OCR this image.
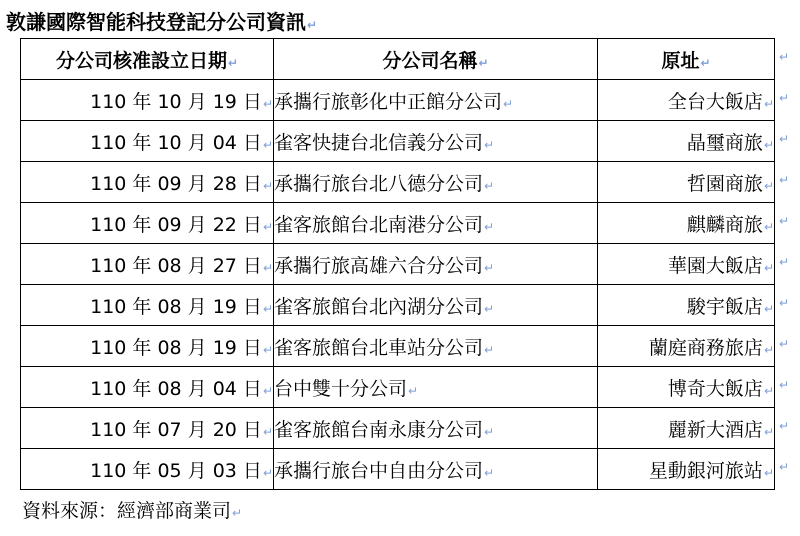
敦謙國際智能科技登記分公司資訊↵
分公司核准設立日期↵	分公司名稱↵	原址↵
110 年 10 月 19 日↵	承攜行旅彰化中正館分公司↵	全台大飯店↵
110 年 10 月 04 日↵	雀客快捷台北信義分公司↵	晶璽商旅↵
110 年 09 月 28 日↵	承攜行旅台北八德分公司↵	哲園商旅↵
110 年 09 月 22 日↵	雀客旅館台北南港分公司↵	麒麟商旅↵
110 年 08 月 27 日↵	承攜行旅高雄六合分公司↵	華園大飯店↵
110 年 08 月 19 日↵	雀客旅館台北內湖分公司↵	駿宇飯店↵
110 年 08 月 19 日↵	雀客旅館台北車站分公司↵	蘭庭商務旅店↵
110 年 08 月 04 日↵	台中雙十分公司↵	博奇大飯店↵
110 年 07 月 20 日↵	雀客旅館台南永康分公司↵	麗新大酒店↵
110 年 05 月 03 日↵	承攜行旅台中自由分公司↵	星動銀河旅站↵
↵
↵
↵
↵
↵
↵
↵
↵
↵
↵
↵
資料來源：經濟部商業司↵
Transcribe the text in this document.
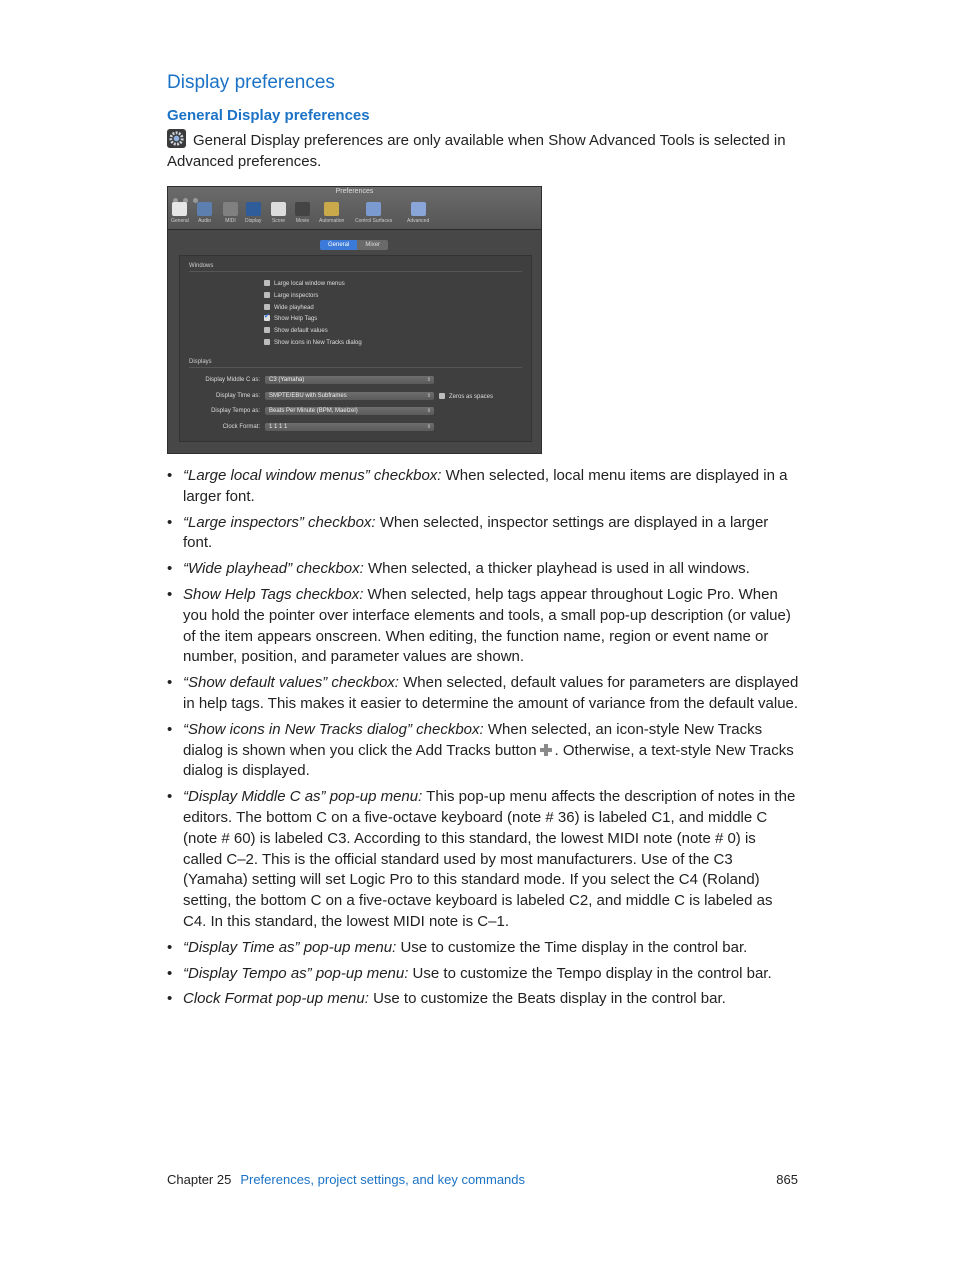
Display preferences
General Display preferences
General Display preferences are only available when Show Advanced Tools is selected in Advanced preferences.
Preferences
General Audio	MIDI	Display Score Movie Automation Control Surfaces	Advanced
General	Mixer
Windows
Large local window menus
Large inspectors
Wide playhead
✔Show Help Tags
Show default values
Show icons in New Tracks dialog
Displays
Display Middle C as:	C3 (Yamaha)	⇕
Display Time as:	SMPTE/EBU with Subframes	⇕	Zeros as spaces
Display Tempo as:	Beats Per Minute (BPM, Maelzel)	⇕
Clock Format:	1 1 1 1	⇕
• “Large local window menus” checkbox: When selected, local menu items are displayed in a larger font.
• “Large inspectors” checkbox: When selected, inspector settings are displayed in a larger font.
• “Wide playhead” checkbox: When selected, a thicker playhead is used in all windows.
• Show Help Tags checkbox: When selected, help tags appear throughout Logic Pro. When you hold the pointer over interface elements and tools, a small pop-up description (or value) of the item appears onscreen. When editing, the function name, region or event name or number, position, and parameter values are shown.
• “Show default values” checkbox: When selected, default values for parameters are displayed in help tags. This makes it easier to determine the amount of variance from the default value.
• “Show icons in New Tracks dialog” checkbox: When selected, an icon-style New Tracks dialog is shown when you click the Add Tracks button . Otherwise, a text-style New Tracks dialog is displayed.
• “Display Middle C as” pop-up menu: This pop-up menu affects the description of notes in the editors. The bottom C on a five-octave keyboard (note # 36) is labeled C1, and middle C (note # 60) is labeled C3. According to this standard, the lowest MIDI note (note # 0) is called C–2. This is the official standard used by most manufacturers. Use of the C3 (Yamaha) setting will set Logic Pro to this standard mode. If you select the C4 (Roland) setting, the bottom C on a five-octave keyboard is labeled C2, and middle C is labeled as C4. In this standard, the lowest MIDI note is C–1.
• “Display Time as” pop-up menu: Use to customize the Time display in the control bar.
• “Display Tempo as” pop-up menu: Use to customize the Tempo display in the control bar.
• Clock Format pop-up menu: Use to customize the Beats display in the control bar.
Chapter 25 Preferences, project settings, and key commands	865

## Task requirements
Where a line holds "Large", copy it out.

## Result below
Large local window menus
Large inspectors
• “Large local window menus” checkbox: When selected, local menu items are displayed in a larger font.
• “Large inspectors” checkbox: When selected, inspector settings are displayed in a larger font.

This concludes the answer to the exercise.